● **GIVEN INFORMATION**
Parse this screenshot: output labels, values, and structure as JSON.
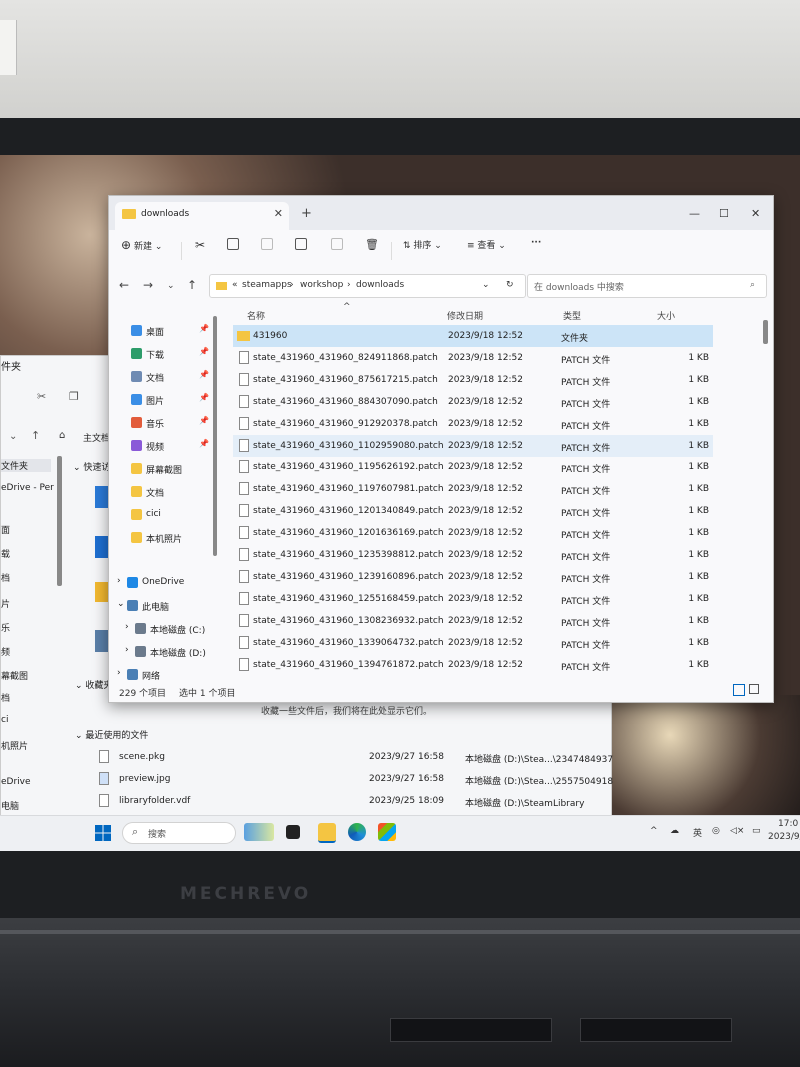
{
  "explorer": {
    "tab_title": "downloads",
    "toolbar": {
      "new_label": "新建",
      "sort_label": "排序",
      "view_label": "查看",
      "more_label": "···"
    },
    "breadcrumb": [
      "steamapps",
      "workshop",
      "downloads"
    ],
    "search_placeholder": "在 downloads 中搜索",
    "sidebar": [
      {
        "label": "桌面",
        "icon": "desktop-icon",
        "pinned": true
      },
      {
        "label": "下载",
        "icon": "download-icon",
        "pinned": true
      },
      {
        "label": "文档",
        "icon": "document-icon",
        "pinned": true
      },
      {
        "label": "图片",
        "icon": "picture-icon",
        "pinned": true
      },
      {
        "label": "音乐",
        "icon": "music-icon",
        "pinned": true
      },
      {
        "label": "视频",
        "icon": "video-icon",
        "pinned": true
      },
      {
        "label": "屏幕截图",
        "icon": "folder-icon",
        "pinned": false
      },
      {
        "label": "文档",
        "icon": "folder-icon",
        "pinned": false
      },
      {
        "label": "cici",
        "icon": "folder-icon",
        "pinned": false
      },
      {
        "label": "本机照片",
        "icon": "folder-icon",
        "pinned": false
      },
      {
        "label": "OneDrive",
        "icon": "cloud-icon",
        "pinned": false
      },
      {
        "label": "此电脑",
        "icon": "computer-icon",
        "pinned": false
      },
      {
        "label": "本地磁盘 (C:)",
        "icon": "drive-icon",
        "pinned": false
      },
      {
        "label": "本地磁盘 (D:)",
        "icon": "drive-icon",
        "pinned": false
      },
      {
        "label": "网络",
        "icon": "network-icon",
        "pinned": false
      }
    ],
    "columns": {
      "name": "名称",
      "date": "修改日期",
      "type": "类型",
      "size": "大小"
    },
    "files": [
      {
        "name": "431960",
        "date": "2023/9/18 12:52",
        "type": "文件夹",
        "size": "",
        "folder": true
      },
      {
        "name": "state_431960_431960_824911868.patch",
        "date": "2023/9/18 12:52",
        "type": "PATCH 文件",
        "size": "1 KB"
      },
      {
        "name": "state_431960_431960_875617215.patch",
        "date": "2023/9/18 12:52",
        "type": "PATCH 文件",
        "size": "1 KB"
      },
      {
        "name": "state_431960_431960_884307090.patch",
        "date": "2023/9/18 12:52",
        "type": "PATCH 文件",
        "size": "1 KB"
      },
      {
        "name": "state_431960_431960_912920378.patch",
        "date": "2023/9/18 12:52",
        "type": "PATCH 文件",
        "size": "1 KB"
      },
      {
        "name": "state_431960_431960_1102959080.patch",
        "date": "2023/9/18 12:52",
        "type": "PATCH 文件",
        "size": "1 KB"
      },
      {
        "name": "state_431960_431960_1195626192.patch",
        "date": "2023/9/18 12:52",
        "type": "PATCH 文件",
        "size": "1 KB"
      },
      {
        "name": "state_431960_431960_1197607981.patch",
        "date": "2023/9/18 12:52",
        "type": "PATCH 文件",
        "size": "1 KB"
      },
      {
        "name": "state_431960_431960_1201340849.patch",
        "date": "2023/9/18 12:52",
        "type": "PATCH 文件",
        "size": "1 KB"
      },
      {
        "name": "state_431960_431960_1201636169.patch",
        "date": "2023/9/18 12:52",
        "type": "PATCH 文件",
        "size": "1 KB"
      },
      {
        "name": "state_431960_431960_1235398812.patch",
        "date": "2023/9/18 12:52",
        "type": "PATCH 文件",
        "size": "1 KB"
      },
      {
        "name": "state_431960_431960_1239160896.patch",
        "date": "2023/9/18 12:52",
        "type": "PATCH 文件",
        "size": "1 KB"
      },
      {
        "name": "state_431960_431960_1255168459.patch",
        "date": "2023/9/18 12:52",
        "type": "PATCH 文件",
        "size": "1 KB"
      },
      {
        "name": "state_431960_431960_1308236932.patch",
        "date": "2023/9/18 12:52",
        "type": "PATCH 文件",
        "size": "1 KB"
      },
      {
        "name": "state_431960_431960_1339064732.patch",
        "date": "2023/9/18 12:52",
        "type": "PATCH 文件",
        "size": "1 KB"
      },
      {
        "name": "state_431960_431960_1394761872.patch",
        "date": "2023/9/18 12:52",
        "type": "PATCH 文件",
        "size": "1 KB"
      }
    ],
    "status_count": "229 个项目",
    "status_selected": "选中 1 个项目"
  },
  "back_window": {
    "title": "件夹",
    "address_crumb": "主文档",
    "quick_access": "快速访",
    "sidebar": [
      "文件夹",
      "eDrive - Per",
      "面",
      "载",
      "档",
      "片",
      "乐",
      "频",
      "幕截图",
      "档",
      "ci",
      "机照片",
      "eDrive",
      "电脑"
    ],
    "favorites_label": "收藏夹",
    "empty_favorites": "收藏一些文件后，我们将在此处显示它们。",
    "recent_label": "最近使用的文件",
    "recent": [
      {
        "name": "scene.pkg",
        "date": "2023/9/27 16:58",
        "location": "本地磁盘 (D:)\\Stea...\\2347484937"
      },
      {
        "name": "preview.jpg",
        "date": "2023/9/27 16:58",
        "location": "本地磁盘 (D:)\\Stea...\\2557504918"
      },
      {
        "name": "libraryfolder.vdf",
        "date": "2023/9/25 18:09",
        "location": "本地磁盘 (D:)\\SteamLibrary"
      }
    ]
  },
  "taskbar": {
    "search_label": "搜索",
    "ime": "英",
    "clock_time": "17:0",
    "clock_date": "2023/9/2"
  },
  "hardware": {
    "brand": "MECHREVO"
  },
  "colors": {
    "selection": "#cce4f7",
    "folder": "#f4c542",
    "accent": "#0067c0"
  }
}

● **SHORT PROBLEM**
Transcribe all the records above word for word, without their images.

● **RESULT**
Parse this screenshot: output labels, values, and structure as JSON.
{
  "explorer": {
    "tab_title": "downloads",
    "toolbar": {
      "new_label": "新建",
      "sort_label": "排序",
      "view_label": "查看",
      "more_label": "···"
    },
    "breadcrumb": [
      "steamapps",
      "workshop",
      "downloads"
    ],
    "search_placeholder": "在 downloads 中搜索",
    "sidebar": [
      {
        "label": "桌面",
        "icon": "desktop-icon",
        "pinned": true
      },
      {
        "label": "下载",
        "icon": "download-icon",
        "pinned": true
      },
      {
        "label": "文档",
        "icon": "document-icon",
        "pinned": true
      },
      {
        "label": "图片",
        "icon": "picture-icon",
        "pinned": true
      },
      {
        "label": "音乐",
        "icon": "music-icon",
        "pinned": true
      },
      {
        "label": "视频",
        "icon": "video-icon",
        "pinned": true
      },
      {
        "label": "屏幕截图",
        "icon": "folder-icon",
        "pinned": false
      },
      {
        "label": "文档",
        "icon": "folder-icon",
        "pinned": false
      },
      {
        "label": "cici",
        "icon": "folder-icon",
        "pinned": false
      },
      {
        "label": "本机照片",
        "icon": "folder-icon",
        "pinned": false
      },
      {
        "label": "OneDrive",
        "icon": "cloud-icon",
        "pinned": false
      },
      {
        "label": "此电脑",
        "icon": "computer-icon",
        "pinned": false
      },
      {
        "label": "本地磁盘 (C:)",
        "icon": "drive-icon",
        "pinned": false
      },
      {
        "label": "本地磁盘 (D:)",
        "icon": "drive-icon",
        "pinned": false
      },
      {
        "label": "网络",
        "icon": "network-icon",
        "pinned": false
      }
    ],
    "columns": {
      "name": "名称",
      "date": "修改日期",
      "type": "类型",
      "size": "大小"
    },
    "files": [
      {
        "name": "431960",
        "date": "2023/9/18 12:52",
        "type": "文件夹",
        "size": "",
        "folder": true
      },
      {
        "name": "state_431960_431960_824911868.patch",
        "date": "2023/9/18 12:52",
        "type": "PATCH 文件",
        "size": "1 KB"
      },
      {
        "name": "state_431960_431960_875617215.patch",
        "date": "2023/9/18 12:52",
        "type": "PATCH 文件",
        "size": "1 KB"
      },
      {
        "name": "state_431960_431960_884307090.patch",
        "date": "2023/9/18 12:52",
        "type": "PATCH 文件",
        "size": "1 KB"
      },
      {
        "name": "state_431960_431960_912920378.patch",
        "date": "2023/9/18 12:52",
        "type": "PATCH 文件",
        "size": "1 KB"
      },
      {
        "name": "state_431960_431960_1102959080.patch",
        "date": "2023/9/18 12:52",
        "type": "PATCH 文件",
        "size": "1 KB"
      },
      {
        "name": "state_431960_431960_1195626192.patch",
        "date": "2023/9/18 12:52",
        "type": "PATCH 文件",
        "size": "1 KB"
      },
      {
        "name": "state_431960_431960_1197607981.patch",
        "date": "2023/9/18 12:52",
        "type": "PATCH 文件",
        "size": "1 KB"
      },
      {
        "name": "state_431960_431960_1201340849.patch",
        "date": "2023/9/18 12:52",
        "type": "PATCH 文件",
        "size": "1 KB"
      },
      {
        "name": "state_431960_431960_1201636169.patch",
        "date": "2023/9/18 12:52",
        "type": "PATCH 文件",
        "size": "1 KB"
      },
      {
        "name": "state_431960_431960_1235398812.patch",
        "date": "2023/9/18 12:52",
        "type": "PATCH 文件",
        "size": "1 KB"
      },
      {
        "name": "state_431960_431960_1239160896.patch",
        "date": "2023/9/18 12:52",
        "type": "PATCH 文件",
        "size": "1 KB"
      },
      {
        "name": "state_431960_431960_1255168459.patch",
        "date": "2023/9/18 12:52",
        "type": "PATCH 文件",
        "size": "1 KB"
      },
      {
        "name": "state_431960_431960_1308236932.patch",
        "date": "2023/9/18 12:52",
        "type": "PATCH 文件",
        "size": "1 KB"
      },
      {
        "name": "state_431960_431960_1339064732.patch",
        "date": "2023/9/18 12:52",
        "type": "PATCH 文件",
        "size": "1 KB"
      },
      {
        "name": "state_431960_431960_1394761872.patch",
        "date": "2023/9/18 12:52",
        "type": "PATCH 文件",
        "size": "1 KB"
      }
    ],
    "status_count": "229 个项目",
    "status_selected": "选中 1 个项目"
  },
  "back_window": {
    "title": "件夹",
    "address_crumb": "主文档",
    "quick_access": "快速访",
    "sidebar": [
      "文件夹",
      "eDrive - Per",
      "面",
      "载",
      "档",
      "片",
      "乐",
      "频",
      "幕截图",
      "档",
      "ci",
      "机照片",
      "eDrive",
      "电脑"
    ],
    "favorites_label": "收藏夹",
    "empty_favorites": "收藏一些文件后，我们将在此处显示它们。",
    "recent_label": "最近使用的文件",
    "recent": [
      {
        "name": "scene.pkg",
        "date": "2023/9/27 16:58",
        "location": "本地磁盘 (D:)\\Stea...\\2347484937"
      },
      {
        "name": "preview.jpg",
        "date": "2023/9/27 16:58",
        "location": "本地磁盘 (D:)\\Stea...\\2557504918"
      },
      {
        "name": "libraryfolder.vdf",
        "date": "2023/9/25 18:09",
        "location": "本地磁盘 (D:)\\SteamLibrary"
      }
    ]
  },
  "taskbar": {
    "search_label": "搜索",
    "ime": "英",
    "clock_time": "17:0",
    "clock_date": "2023/9/2"
  },
  "hardware": {
    "brand": "MECHREVO"
  },
  "colors": {
    "selection": "#cce4f7",
    "folder": "#f4c542",
    "accent": "#0067c0"
  }
}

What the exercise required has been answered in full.